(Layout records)
★ ★ ★

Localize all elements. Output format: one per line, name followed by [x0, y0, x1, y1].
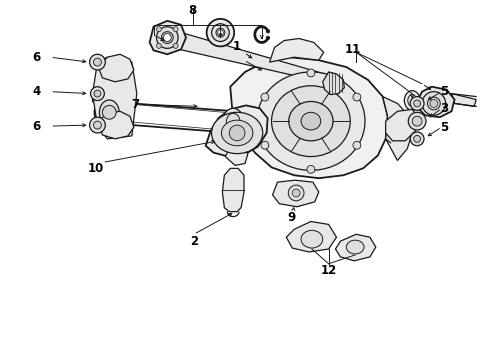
- Text: 9: 9: [287, 211, 295, 224]
- Text: 2: 2: [190, 235, 198, 248]
- Text: 12: 12: [320, 264, 337, 277]
- Polygon shape: [323, 72, 344, 95]
- Polygon shape: [93, 57, 137, 139]
- Text: 7: 7: [131, 98, 139, 111]
- Circle shape: [307, 69, 315, 77]
- Text: 8: 8: [189, 4, 197, 18]
- Polygon shape: [98, 54, 134, 82]
- Text: 6: 6: [32, 120, 41, 132]
- Circle shape: [173, 44, 178, 48]
- Circle shape: [91, 87, 104, 100]
- Polygon shape: [383, 96, 412, 161]
- Ellipse shape: [408, 95, 416, 107]
- Circle shape: [414, 100, 420, 107]
- Circle shape: [156, 44, 161, 48]
- Polygon shape: [272, 180, 319, 207]
- Ellipse shape: [161, 32, 173, 44]
- Circle shape: [307, 165, 315, 173]
- Polygon shape: [206, 105, 268, 157]
- Circle shape: [90, 117, 105, 133]
- Circle shape: [261, 141, 269, 149]
- Ellipse shape: [156, 27, 178, 48]
- Text: 11: 11: [345, 43, 361, 56]
- Circle shape: [267, 30, 270, 33]
- Circle shape: [229, 125, 245, 141]
- Circle shape: [94, 90, 101, 97]
- Circle shape: [267, 36, 270, 39]
- Text: 3: 3: [441, 102, 449, 115]
- Ellipse shape: [427, 97, 440, 110]
- Polygon shape: [286, 221, 337, 252]
- Circle shape: [288, 185, 304, 201]
- Ellipse shape: [95, 94, 124, 131]
- Polygon shape: [149, 21, 186, 54]
- Circle shape: [353, 141, 361, 149]
- Text: 10: 10: [87, 162, 103, 175]
- Ellipse shape: [301, 112, 321, 130]
- Ellipse shape: [226, 113, 240, 131]
- Circle shape: [410, 96, 424, 110]
- Circle shape: [94, 121, 101, 129]
- Text: 5: 5: [441, 85, 449, 98]
- Ellipse shape: [207, 19, 234, 46]
- Ellipse shape: [404, 91, 420, 110]
- Ellipse shape: [422, 92, 446, 115]
- Circle shape: [410, 132, 424, 146]
- Polygon shape: [452, 94, 476, 107]
- Polygon shape: [93, 79, 130, 108]
- Polygon shape: [98, 111, 134, 139]
- Ellipse shape: [212, 24, 229, 41]
- Text: 6: 6: [32, 51, 41, 64]
- Circle shape: [412, 116, 422, 126]
- Circle shape: [90, 54, 105, 70]
- Polygon shape: [336, 234, 376, 261]
- Circle shape: [173, 27, 178, 32]
- Circle shape: [261, 93, 269, 101]
- Ellipse shape: [271, 86, 350, 157]
- Polygon shape: [225, 149, 248, 165]
- Ellipse shape: [216, 28, 225, 37]
- Ellipse shape: [222, 108, 244, 136]
- Text: 1: 1: [233, 40, 241, 53]
- Circle shape: [408, 112, 426, 130]
- Text: 4: 4: [32, 85, 41, 98]
- Ellipse shape: [346, 240, 364, 254]
- Ellipse shape: [221, 120, 253, 146]
- Polygon shape: [386, 109, 417, 141]
- Circle shape: [218, 30, 223, 36]
- Ellipse shape: [301, 230, 323, 248]
- Ellipse shape: [257, 72, 365, 170]
- Circle shape: [156, 27, 161, 32]
- Polygon shape: [222, 168, 244, 212]
- Circle shape: [94, 58, 101, 66]
- Circle shape: [353, 93, 361, 101]
- Circle shape: [414, 135, 420, 142]
- Ellipse shape: [212, 112, 263, 154]
- Polygon shape: [270, 39, 324, 62]
- Ellipse shape: [289, 102, 333, 141]
- Circle shape: [430, 99, 438, 107]
- Circle shape: [102, 105, 116, 119]
- Circle shape: [292, 189, 300, 197]
- Polygon shape: [417, 87, 455, 117]
- Ellipse shape: [99, 100, 119, 125]
- Text: 5: 5: [441, 121, 449, 134]
- Polygon shape: [230, 57, 388, 178]
- Circle shape: [163, 33, 171, 41]
- Polygon shape: [156, 30, 339, 85]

★ ★ ★

◆ **Description of the task**
Can you write out the records again with every "Polygon shape" swapped for "Polygon" and everything else unchanged? Leave the pictures out.

◆ **Exercise response**
Localize all elements. Output format: one per line, name followed by [x0, y0, x1, y1].
- Text: 9: 9: [287, 211, 295, 224]
- Text: 2: 2: [190, 235, 198, 248]
- Text: 12: 12: [320, 264, 337, 277]
- Polygon: [323, 72, 344, 95]
- Polygon: [93, 57, 137, 139]
- Text: 7: 7: [131, 98, 139, 111]
- Circle shape: [307, 69, 315, 77]
- Text: 8: 8: [189, 4, 197, 18]
- Polygon: [98, 54, 134, 82]
- Text: 6: 6: [32, 120, 41, 132]
- Circle shape: [173, 44, 178, 48]
- Circle shape: [91, 87, 104, 100]
- Polygon: [383, 96, 412, 161]
- Ellipse shape: [408, 95, 416, 107]
- Circle shape: [414, 100, 420, 107]
- Circle shape: [156, 44, 161, 48]
- Polygon: [272, 180, 319, 207]
- Ellipse shape: [161, 32, 173, 44]
- Circle shape: [307, 165, 315, 173]
- Polygon: [206, 105, 268, 157]
- Circle shape: [90, 117, 105, 133]
- Circle shape: [261, 141, 269, 149]
- Ellipse shape: [156, 27, 178, 48]
- Text: 11: 11: [345, 43, 361, 56]
- Circle shape: [267, 30, 270, 33]
- Circle shape: [229, 125, 245, 141]
- Circle shape: [94, 90, 101, 97]
- Circle shape: [267, 36, 270, 39]
- Text: 3: 3: [441, 102, 449, 115]
- Ellipse shape: [427, 97, 440, 110]
- Polygon: [286, 221, 337, 252]
- Circle shape: [288, 185, 304, 201]
- Ellipse shape: [95, 94, 124, 131]
- Polygon: [149, 21, 186, 54]
- Circle shape: [353, 141, 361, 149]
- Text: 10: 10: [87, 162, 103, 175]
- Ellipse shape: [301, 112, 321, 130]
- Ellipse shape: [226, 113, 240, 131]
- Circle shape: [410, 96, 424, 110]
- Circle shape: [94, 121, 101, 129]
- Text: 5: 5: [441, 85, 449, 98]
- Ellipse shape: [207, 19, 234, 46]
- Ellipse shape: [404, 91, 420, 110]
- Ellipse shape: [422, 92, 446, 115]
- Circle shape: [410, 132, 424, 146]
- Polygon: [452, 94, 476, 107]
- Polygon: [93, 79, 130, 108]
- Polygon: [98, 111, 134, 139]
- Ellipse shape: [212, 24, 229, 41]
- Text: 6: 6: [32, 51, 41, 64]
- Circle shape: [412, 116, 422, 126]
- Circle shape: [90, 54, 105, 70]
- Polygon: [336, 234, 376, 261]
- Circle shape: [173, 27, 178, 32]
- Circle shape: [261, 93, 269, 101]
- Ellipse shape: [271, 86, 350, 157]
- Polygon: [225, 149, 248, 165]
- Ellipse shape: [216, 28, 225, 37]
- Ellipse shape: [222, 108, 244, 136]
- Text: 1: 1: [233, 40, 241, 53]
- Circle shape: [408, 112, 426, 130]
- Text: 4: 4: [32, 85, 41, 98]
- Ellipse shape: [346, 240, 364, 254]
- Ellipse shape: [221, 120, 253, 146]
- Polygon: [386, 109, 417, 141]
- Circle shape: [218, 30, 223, 36]
- Ellipse shape: [301, 230, 323, 248]
- Ellipse shape: [257, 72, 365, 170]
- Circle shape: [156, 27, 161, 32]
- Polygon: [222, 168, 244, 212]
- Circle shape: [94, 58, 101, 66]
- Circle shape: [353, 93, 361, 101]
- Circle shape: [414, 135, 420, 142]
- Ellipse shape: [212, 112, 263, 154]
- Polygon: [270, 39, 324, 62]
- Ellipse shape: [289, 102, 333, 141]
- Circle shape: [430, 99, 438, 107]
- Circle shape: [102, 105, 116, 119]
- Circle shape: [292, 189, 300, 197]
- Polygon: [417, 87, 455, 117]
- Ellipse shape: [99, 100, 119, 125]
- Text: 5: 5: [441, 121, 449, 134]
- Polygon: [230, 57, 388, 178]
- Circle shape: [163, 33, 171, 41]
- Polygon: [156, 30, 339, 85]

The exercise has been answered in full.